> [PROBLEM SET]:
1. Decide whether each statement agrees with the passage on data exploration tools: (a) DataExplorer is a package for Python. (b) pandas_profiling shows its column statistics in an interactive HTML report. (c) Exploratory Data Analysis is called the final phase of data analysis. Answer yes or no for each and quote the deciding words.
2. According to the passage on data exploration tools, what does type inference detect?
3. Duplicate the part of the passage on data exploration tools that opens with the words containing "For R, there" and closes with "in a dataframe.".

> [SOURCE PASSAGE]:
--- START ---

Other logical checks are:

Luckily, both R and python have packages that create automated reports out of datasets to do some of these tests for you in one go.

For R, there is DataExplorer:

Exploratory Data Analysis (EDA) is the initial and an important phase of data analysis/predictive modeling. During this process, analysts/modelers will have a first look of the data, and thus generate relevant hypotheses and decide next steps. However, the EDA process could be a hassle at times. This R package aims to automate most of data handling and visualization, so that users could focus on studying the data and extracting insights.

For Python, there is pandas_profiling

For each column the following statistics - if relevant for the column type - are presented in an interactive HTML report:

  • Type inference: detect the types of columns in a dataframe.

--- END ---

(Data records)
--- START ---

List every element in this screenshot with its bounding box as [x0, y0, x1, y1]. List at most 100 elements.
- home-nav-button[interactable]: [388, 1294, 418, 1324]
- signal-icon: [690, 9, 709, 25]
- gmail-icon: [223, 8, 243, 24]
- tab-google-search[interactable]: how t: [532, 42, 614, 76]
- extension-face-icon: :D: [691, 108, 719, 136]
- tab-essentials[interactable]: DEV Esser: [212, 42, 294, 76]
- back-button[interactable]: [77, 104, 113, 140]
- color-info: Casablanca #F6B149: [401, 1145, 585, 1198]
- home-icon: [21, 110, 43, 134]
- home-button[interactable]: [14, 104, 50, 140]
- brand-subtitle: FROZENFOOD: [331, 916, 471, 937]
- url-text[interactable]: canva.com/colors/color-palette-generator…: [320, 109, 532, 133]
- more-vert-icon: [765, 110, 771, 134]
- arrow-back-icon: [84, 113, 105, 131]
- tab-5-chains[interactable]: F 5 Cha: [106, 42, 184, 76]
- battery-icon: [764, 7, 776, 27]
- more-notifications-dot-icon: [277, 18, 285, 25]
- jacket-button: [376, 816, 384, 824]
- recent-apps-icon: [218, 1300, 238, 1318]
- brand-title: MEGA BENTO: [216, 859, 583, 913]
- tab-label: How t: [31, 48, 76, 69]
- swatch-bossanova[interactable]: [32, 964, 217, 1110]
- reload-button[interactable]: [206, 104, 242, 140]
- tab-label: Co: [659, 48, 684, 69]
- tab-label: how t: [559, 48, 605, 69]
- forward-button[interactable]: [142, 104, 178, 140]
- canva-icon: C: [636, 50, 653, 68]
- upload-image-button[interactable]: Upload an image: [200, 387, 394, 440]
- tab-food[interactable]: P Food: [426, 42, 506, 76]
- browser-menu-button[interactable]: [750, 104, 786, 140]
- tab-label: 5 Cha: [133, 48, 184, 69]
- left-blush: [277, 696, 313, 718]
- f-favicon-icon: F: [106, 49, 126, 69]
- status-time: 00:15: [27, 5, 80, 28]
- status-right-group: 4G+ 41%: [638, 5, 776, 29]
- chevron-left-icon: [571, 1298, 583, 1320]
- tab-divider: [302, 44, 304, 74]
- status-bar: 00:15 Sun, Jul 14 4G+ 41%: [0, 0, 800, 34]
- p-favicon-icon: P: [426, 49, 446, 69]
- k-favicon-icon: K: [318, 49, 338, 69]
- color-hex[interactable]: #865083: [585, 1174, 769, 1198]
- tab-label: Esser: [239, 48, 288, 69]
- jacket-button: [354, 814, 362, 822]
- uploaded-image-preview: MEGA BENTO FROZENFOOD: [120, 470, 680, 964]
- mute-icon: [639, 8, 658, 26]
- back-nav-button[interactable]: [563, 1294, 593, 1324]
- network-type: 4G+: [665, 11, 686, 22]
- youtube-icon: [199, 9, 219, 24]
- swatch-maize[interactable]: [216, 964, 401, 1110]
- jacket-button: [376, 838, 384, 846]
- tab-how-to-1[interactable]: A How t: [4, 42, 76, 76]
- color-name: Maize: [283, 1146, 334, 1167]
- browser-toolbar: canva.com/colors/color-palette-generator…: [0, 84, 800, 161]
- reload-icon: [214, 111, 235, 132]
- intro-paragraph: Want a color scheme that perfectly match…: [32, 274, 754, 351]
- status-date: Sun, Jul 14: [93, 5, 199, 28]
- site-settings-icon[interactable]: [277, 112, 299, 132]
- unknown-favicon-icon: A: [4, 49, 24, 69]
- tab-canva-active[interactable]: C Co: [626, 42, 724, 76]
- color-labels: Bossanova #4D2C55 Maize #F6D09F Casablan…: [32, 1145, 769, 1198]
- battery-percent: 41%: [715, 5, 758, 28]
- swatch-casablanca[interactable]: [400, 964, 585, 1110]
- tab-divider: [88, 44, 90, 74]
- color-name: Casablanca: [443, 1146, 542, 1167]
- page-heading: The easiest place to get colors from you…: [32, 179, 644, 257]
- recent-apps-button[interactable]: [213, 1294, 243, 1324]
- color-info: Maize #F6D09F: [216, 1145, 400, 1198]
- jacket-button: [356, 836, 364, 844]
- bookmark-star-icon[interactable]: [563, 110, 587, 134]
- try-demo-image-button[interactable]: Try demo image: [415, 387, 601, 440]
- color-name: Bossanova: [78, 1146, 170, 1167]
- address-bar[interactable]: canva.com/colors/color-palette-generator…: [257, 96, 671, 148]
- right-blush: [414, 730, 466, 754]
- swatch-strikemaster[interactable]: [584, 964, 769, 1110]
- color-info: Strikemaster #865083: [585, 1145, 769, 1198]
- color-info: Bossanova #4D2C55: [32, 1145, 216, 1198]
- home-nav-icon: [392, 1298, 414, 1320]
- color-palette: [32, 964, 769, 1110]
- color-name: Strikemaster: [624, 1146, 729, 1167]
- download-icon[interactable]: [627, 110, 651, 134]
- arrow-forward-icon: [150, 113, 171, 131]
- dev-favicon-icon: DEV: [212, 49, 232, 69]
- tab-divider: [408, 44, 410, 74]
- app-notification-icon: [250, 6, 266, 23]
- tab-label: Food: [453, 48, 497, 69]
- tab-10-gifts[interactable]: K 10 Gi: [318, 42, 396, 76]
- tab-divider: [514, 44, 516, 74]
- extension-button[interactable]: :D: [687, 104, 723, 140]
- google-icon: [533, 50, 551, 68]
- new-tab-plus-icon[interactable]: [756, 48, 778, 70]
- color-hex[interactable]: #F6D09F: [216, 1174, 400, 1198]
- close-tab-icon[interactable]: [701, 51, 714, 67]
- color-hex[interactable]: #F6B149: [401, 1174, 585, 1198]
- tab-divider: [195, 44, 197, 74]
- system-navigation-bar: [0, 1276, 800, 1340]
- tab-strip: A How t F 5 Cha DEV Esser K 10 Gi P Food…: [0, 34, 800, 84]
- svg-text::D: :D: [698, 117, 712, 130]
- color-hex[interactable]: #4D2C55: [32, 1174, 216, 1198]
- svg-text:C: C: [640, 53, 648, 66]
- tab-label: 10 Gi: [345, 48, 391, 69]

--- END ---

> [RESULTS OF THE TASKS]:
1.
(a) No: "For R, there is DataExplorer"
(b) Yes: "are presented in an interactive HTML report"
(c) No: "Exploratory Data Analysis (EDA) is the initial and an important phase of data analysis/predictive modeling"

2. The types of columns in a dataframe.

3.
For R, there is DataExplorer:

Exploratory Data Analysis (EDA) is the initial and an important phase of data analysis/predictive modeling. During this process, analysts/modelers will have a first look of the data, and thus generate relevant hypotheses and decide next steps. However, the EDA process could be a hassle at times. This R package aims to automate most of data handling and visualization, so that users could focus on studying the data and extracting insights.

For Python, there is pandas_profiling

For each column the following statistics - if relevant for the column type - are presented in an interactive HTML report:

  • Type inference: detect the types of columns in a dataframe.